Extracted data:
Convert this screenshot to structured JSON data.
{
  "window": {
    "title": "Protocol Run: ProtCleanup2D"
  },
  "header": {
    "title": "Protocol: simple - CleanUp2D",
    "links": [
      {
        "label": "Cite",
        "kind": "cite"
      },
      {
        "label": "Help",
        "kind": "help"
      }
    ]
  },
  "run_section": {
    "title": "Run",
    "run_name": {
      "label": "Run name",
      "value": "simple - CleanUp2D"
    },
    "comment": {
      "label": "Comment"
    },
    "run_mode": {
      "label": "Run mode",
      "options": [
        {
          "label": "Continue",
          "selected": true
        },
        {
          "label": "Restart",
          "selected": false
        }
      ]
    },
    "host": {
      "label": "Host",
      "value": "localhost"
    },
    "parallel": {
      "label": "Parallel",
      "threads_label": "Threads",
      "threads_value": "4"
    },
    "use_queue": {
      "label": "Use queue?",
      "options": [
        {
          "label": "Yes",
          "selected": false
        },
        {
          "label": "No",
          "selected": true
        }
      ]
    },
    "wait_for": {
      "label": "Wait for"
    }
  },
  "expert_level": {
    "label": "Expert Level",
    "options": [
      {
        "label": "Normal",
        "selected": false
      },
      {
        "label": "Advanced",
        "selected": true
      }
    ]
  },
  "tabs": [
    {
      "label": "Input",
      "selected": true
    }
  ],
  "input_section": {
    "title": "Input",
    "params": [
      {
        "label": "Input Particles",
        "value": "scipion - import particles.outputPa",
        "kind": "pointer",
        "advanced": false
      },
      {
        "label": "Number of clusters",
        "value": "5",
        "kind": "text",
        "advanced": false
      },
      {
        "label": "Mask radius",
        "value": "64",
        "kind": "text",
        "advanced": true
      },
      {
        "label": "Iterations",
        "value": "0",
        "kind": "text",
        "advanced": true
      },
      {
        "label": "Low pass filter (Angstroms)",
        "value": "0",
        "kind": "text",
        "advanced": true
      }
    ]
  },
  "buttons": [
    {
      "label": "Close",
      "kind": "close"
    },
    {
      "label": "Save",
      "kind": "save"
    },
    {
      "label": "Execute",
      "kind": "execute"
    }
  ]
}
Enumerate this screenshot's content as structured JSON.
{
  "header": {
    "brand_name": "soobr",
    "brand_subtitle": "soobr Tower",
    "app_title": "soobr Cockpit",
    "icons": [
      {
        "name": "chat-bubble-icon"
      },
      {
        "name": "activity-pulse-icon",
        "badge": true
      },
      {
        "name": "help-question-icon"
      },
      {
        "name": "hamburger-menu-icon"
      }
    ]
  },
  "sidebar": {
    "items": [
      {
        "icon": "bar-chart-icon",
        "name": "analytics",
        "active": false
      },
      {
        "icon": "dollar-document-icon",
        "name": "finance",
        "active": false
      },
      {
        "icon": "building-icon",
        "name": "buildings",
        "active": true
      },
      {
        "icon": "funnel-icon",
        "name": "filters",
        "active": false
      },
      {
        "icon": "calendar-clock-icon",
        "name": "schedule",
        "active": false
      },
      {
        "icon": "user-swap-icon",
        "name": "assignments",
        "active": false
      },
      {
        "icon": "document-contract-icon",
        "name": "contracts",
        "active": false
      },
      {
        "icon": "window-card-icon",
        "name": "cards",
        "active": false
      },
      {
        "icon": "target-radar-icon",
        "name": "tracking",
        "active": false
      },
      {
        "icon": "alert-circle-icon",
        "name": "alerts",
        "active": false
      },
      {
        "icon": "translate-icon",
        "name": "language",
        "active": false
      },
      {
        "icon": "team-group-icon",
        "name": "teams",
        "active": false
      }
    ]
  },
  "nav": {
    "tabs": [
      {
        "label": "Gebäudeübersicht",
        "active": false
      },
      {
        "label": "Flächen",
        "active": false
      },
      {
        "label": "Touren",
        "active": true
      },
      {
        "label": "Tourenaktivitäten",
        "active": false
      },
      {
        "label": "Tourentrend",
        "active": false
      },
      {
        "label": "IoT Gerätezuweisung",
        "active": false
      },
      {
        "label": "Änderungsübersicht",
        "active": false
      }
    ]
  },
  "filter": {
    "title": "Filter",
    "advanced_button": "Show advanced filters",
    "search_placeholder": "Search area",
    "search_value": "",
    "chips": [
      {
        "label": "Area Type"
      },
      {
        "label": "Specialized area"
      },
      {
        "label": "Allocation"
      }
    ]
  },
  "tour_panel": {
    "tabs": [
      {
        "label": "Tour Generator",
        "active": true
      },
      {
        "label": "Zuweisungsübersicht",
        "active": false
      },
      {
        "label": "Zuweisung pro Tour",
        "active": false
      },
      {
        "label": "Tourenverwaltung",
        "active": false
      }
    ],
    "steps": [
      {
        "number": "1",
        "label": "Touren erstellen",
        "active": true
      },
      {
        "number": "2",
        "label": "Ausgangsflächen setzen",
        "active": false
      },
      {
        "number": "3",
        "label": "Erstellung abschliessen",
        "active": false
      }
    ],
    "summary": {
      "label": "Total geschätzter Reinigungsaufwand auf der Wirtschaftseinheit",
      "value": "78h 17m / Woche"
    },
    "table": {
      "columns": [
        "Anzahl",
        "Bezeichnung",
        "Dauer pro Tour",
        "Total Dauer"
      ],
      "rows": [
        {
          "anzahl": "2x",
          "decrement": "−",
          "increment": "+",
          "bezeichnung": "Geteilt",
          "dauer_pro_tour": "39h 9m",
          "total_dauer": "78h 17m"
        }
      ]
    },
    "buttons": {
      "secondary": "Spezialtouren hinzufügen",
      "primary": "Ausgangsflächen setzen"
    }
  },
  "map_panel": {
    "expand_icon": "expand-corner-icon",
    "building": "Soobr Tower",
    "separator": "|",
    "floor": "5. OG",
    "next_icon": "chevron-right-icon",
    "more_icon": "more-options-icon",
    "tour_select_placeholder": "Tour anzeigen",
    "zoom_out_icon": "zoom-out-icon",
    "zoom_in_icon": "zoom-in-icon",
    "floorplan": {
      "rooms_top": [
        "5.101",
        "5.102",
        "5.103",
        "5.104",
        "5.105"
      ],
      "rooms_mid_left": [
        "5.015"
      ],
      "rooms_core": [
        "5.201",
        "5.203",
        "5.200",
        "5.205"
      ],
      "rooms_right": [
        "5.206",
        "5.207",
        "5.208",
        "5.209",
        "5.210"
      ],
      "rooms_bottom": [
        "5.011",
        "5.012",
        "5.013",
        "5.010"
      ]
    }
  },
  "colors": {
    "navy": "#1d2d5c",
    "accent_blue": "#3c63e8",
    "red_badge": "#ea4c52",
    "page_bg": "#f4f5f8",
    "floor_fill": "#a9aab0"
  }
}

Instructions for the task: Repeat the lines above exactly.

Answer to the exercise:
Convert this screenshot to structured JSON data.
{
  "window": {
    "title": "Protocol Run: ProtCleanup2D"
  },
  "header": {
    "title": "Protocol: simple - CleanUp2D",
    "links": [
      {
        "label": "Cite",
        "kind": "cite"
      },
      {
        "label": "Help",
        "kind": "help"
      }
    ]
  },
  "run_section": {
    "title": "Run",
    "run_name": {
      "label": "Run name",
      "value": "simple - CleanUp2D"
    },
    "comment": {
      "label": "Comment"
    },
    "run_mode": {
      "label": "Run mode",
      "options": [
        {
          "label": "Continue",
          "selected": true
        },
        {
          "label": "Restart",
          "selected": false
        }
      ]
    },
    "host": {
      "label": "Host",
      "value": "localhost"
    },
    "parallel": {
      "label": "Parallel",
      "threads_label": "Threads",
      "threads_value": "4"
    },
    "use_queue": {
      "label": "Use queue?",
      "options": [
        {
          "label": "Yes",
          "selected": false
        },
        {
          "label": "No",
          "selected": true
        }
      ]
    },
    "wait_for": {
      "label": "Wait for"
    }
  },
  "expert_level": {
    "label": "Expert Level",
    "options": [
      {
        "label": "Normal",
        "selected": false
      },
      {
        "label": "Advanced",
        "selected": true
      }
    ]
  },
  "tabs": [
    {
      "label": "Input",
      "selected": true
    }
  ],
  "input_section": {
    "title": "Input",
    "params": [
      {
        "label": "Input Particles",
        "value": "scipion - import particles.outputPa",
        "kind": "pointer",
        "advanced": false
      },
      {
        "label": "Number of clusters",
        "value": "5",
        "kind": "text",
        "advanced": false
      },
      {
        "label": "Mask radius",
        "value": "64",
        "kind": "text",
        "advanced": true
      },
      {
        "label": "Iterations",
        "value": "0",
        "kind": "text",
        "advanced": true
      },
      {
        "label": "Low pass filter (Angstroms)",
        "value": "0",
        "kind": "text",
        "advanced": true
      }
    ]
  },
  "buttons": [
    {
      "label": "Close",
      "kind": "close"
    },
    {
      "label": "Save",
      "kind": "save"
    },
    {
      "label": "Execute",
      "kind": "execute"
    }
  ]
}
Enumerate this screenshot's content as structured JSON.
{
  "header": {
    "brand_name": "soobr",
    "brand_subtitle": "soobr Tower",
    "app_title": "soobr Cockpit",
    "icons": [
      {
        "name": "chat-bubble-icon"
      },
      {
        "name": "activity-pulse-icon",
        "badge": true
      },
      {
        "name": "help-question-icon"
      },
      {
        "name": "hamburger-menu-icon"
      }
    ]
  },
  "sidebar": {
    "items": [
      {
        "icon": "bar-chart-icon",
        "name": "analytics",
        "active": false
      },
      {
        "icon": "dollar-document-icon",
        "name": "finance",
        "active": false
      },
      {
        "icon": "building-icon",
        "name": "buildings",
        "active": true
      },
      {
        "icon": "funnel-icon",
        "name": "filters",
        "active": false
      },
      {
        "icon": "calendar-clock-icon",
        "name": "schedule",
        "active": false
      },
      {
        "icon": "user-swap-icon",
        "name": "assignments",
        "active": false
      },
      {
        "icon": "document-contract-icon",
        "name": "contracts",
        "active": false
      },
      {
        "icon": "window-card-icon",
        "name": "cards",
        "active": false
      },
      {
        "icon": "target-radar-icon",
        "name": "tracking",
        "active": false
      },
      {
        "icon": "alert-circle-icon",
        "name": "alerts",
        "active": false
      },
      {
        "icon": "translate-icon",
        "name": "language",
        "active": false
      },
      {
        "icon": "team-group-icon",
        "name": "teams",
        "active": false
      }
    ]
  },
  "nav": {
    "tabs": [
      {
        "label": "Gebäudeübersicht",
        "active": false
      },
      {
        "label": "Flächen",
        "active": false
      },
      {
        "label": "Touren",
        "active": true
      },
      {
        "label": "Tourenaktivitäten",
        "active": false
      },
      {
        "label": "Tourentrend",
        "active": false
      },
      {
        "label": "IoT Gerätezuweisung",
        "active": false
      },
      {
        "label": "Änderungsübersicht",
        "active": false
      }
    ]
  },
  "filter": {
    "title": "Filter",
    "advanced_button": "Show advanced filters",
    "search_placeholder": "Search area",
    "search_value": "",
    "chips": [
      {
        "label": "Area Type"
      },
      {
        "label": "Specialized area"
      },
      {
        "label": "Allocation"
      }
    ]
  },
  "tour_panel": {
    "tabs": [
      {
        "label": "Tour Generator",
        "active": true
      },
      {
        "label": "Zuweisungsübersicht",
        "active": false
      },
      {
        "label": "Zuweisung pro Tour",
        "active": false
      },
      {
        "label": "Tourenverwaltung",
        "active": false
      }
    ],
    "steps": [
      {
        "number": "1",
        "label": "Touren erstellen",
        "active": true
      },
      {
        "number": "2",
        "label": "Ausgangsflächen setzen",
        "active": false
      },
      {
        "number": "3",
        "label": "Erstellung abschliessen",
        "active": false
      }
    ],
    "summary": {
      "label": "Total geschätzter Reinigungsaufwand auf der Wirtschaftseinheit",
      "value": "78h 17m / Woche"
    },
    "table": {
      "columns": [
        "Anzahl",
        "Bezeichnung",
        "Dauer pro Tour",
        "Total Dauer"
      ],
      "rows": [
        {
          "anzahl": "2x",
          "decrement": "−",
          "increment": "+",
          "bezeichnung": "Geteilt",
          "dauer_pro_tour": "39h 9m",
          "total_dauer": "78h 17m"
        }
      ]
    },
    "buttons": {
      "secondary": "Spezialtouren hinzufügen",
      "primary": "Ausgangsflächen setzen"
    }
  },
  "map_panel": {
    "expand_icon": "expand-corner-icon",
    "building": "Soobr Tower",
    "separator": "|",
    "floor": "5. OG",
    "next_icon": "chevron-right-icon",
    "more_icon": "more-options-icon",
    "tour_select_placeholder": "Tour anzeigen",
    "zoom_out_icon": "zoom-out-icon",
    "zoom_in_icon": "zoom-in-icon",
    "floorplan": {
      "rooms_top": [
        "5.101",
        "5.102",
        "5.103",
        "5.104",
        "5.105"
      ],
      "rooms_mid_left": [
        "5.015"
      ],
      "rooms_core": [
        "5.201",
        "5.203",
        "5.200",
        "5.205"
      ],
      "rooms_right": [
        "5.206",
        "5.207",
        "5.208",
        "5.209",
        "5.210"
      ],
      "rooms_bottom": [
        "5.011",
        "5.012",
        "5.013",
        "5.010"
      ]
    }
  },
  "colors": {
    "navy": "#1d2d5c",
    "accent_blue": "#3c63e8",
    "red_badge": "#ea4c52",
    "page_bg": "#f4f5f8",
    "floor_fill": "#a9aab0"
  }
}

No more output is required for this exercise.